**Requirement:**
Extract the listing in its entirety, keeping each line identical to the original.

= = = = =

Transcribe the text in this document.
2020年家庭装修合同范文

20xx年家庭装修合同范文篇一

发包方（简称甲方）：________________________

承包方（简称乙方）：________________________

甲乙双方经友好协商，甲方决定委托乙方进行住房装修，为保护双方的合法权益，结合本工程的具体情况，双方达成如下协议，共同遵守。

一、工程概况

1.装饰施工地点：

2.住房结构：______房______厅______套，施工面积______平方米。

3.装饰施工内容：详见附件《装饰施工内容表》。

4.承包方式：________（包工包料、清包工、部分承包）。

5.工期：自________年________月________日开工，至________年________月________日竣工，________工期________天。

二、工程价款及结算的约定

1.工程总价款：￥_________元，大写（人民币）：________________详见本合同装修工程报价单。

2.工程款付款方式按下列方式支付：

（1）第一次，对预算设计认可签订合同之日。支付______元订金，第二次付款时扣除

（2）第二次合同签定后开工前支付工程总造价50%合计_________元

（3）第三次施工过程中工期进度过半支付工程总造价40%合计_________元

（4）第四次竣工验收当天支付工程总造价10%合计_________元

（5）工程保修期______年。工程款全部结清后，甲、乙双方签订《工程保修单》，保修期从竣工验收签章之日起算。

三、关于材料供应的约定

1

= = = = =

**Task response:**
Transcribe the text in this document.
2020年家庭装修合同范文

20xx年家庭装修合同范文篇一

发包方（简称甲方）：________________________

承包方（简称乙方）：________________________

甲乙双方经友好协商，甲方决定委托乙方进行住房装修，为保护双方的合法权益，结合本工程的具体情况，双方达成如下协议，共同遵守。

一、工程概况

1.装饰施工地点：

2.住房结构：______房______厅______套，施工面积______平方米。

3.装饰施工内容：详见附件《装饰施工内容表》。

4.承包方式：________（包工包料、清包工、部分承包）。

5.工期：自________年________月________日开工，至________年________月________日竣工，________工期________天。

二、工程价款及结算的约定

1.工程总价款：￥_________元，大写（人民币）：________________详见本合同装修工程报价单。

2.工程款付款方式按下列方式支付：

（1）第一次，对预算设计认可签订合同之日。支付______元订金，第二次付款时扣除

（2）第二次合同签定后开工前支付工程总造价50%合计_________元

（3）第三次施工过程中工期进度过半支付工程总造价40%合计_________元

（4）第四次竣工验收当天支付工程总造价10%合计_________元

（5）工程保修期______年。工程款全部结清后，甲、乙双方签订《工程保修单》，保修期从竣工验收签章之日起算。

三、关于材料供应的约定

1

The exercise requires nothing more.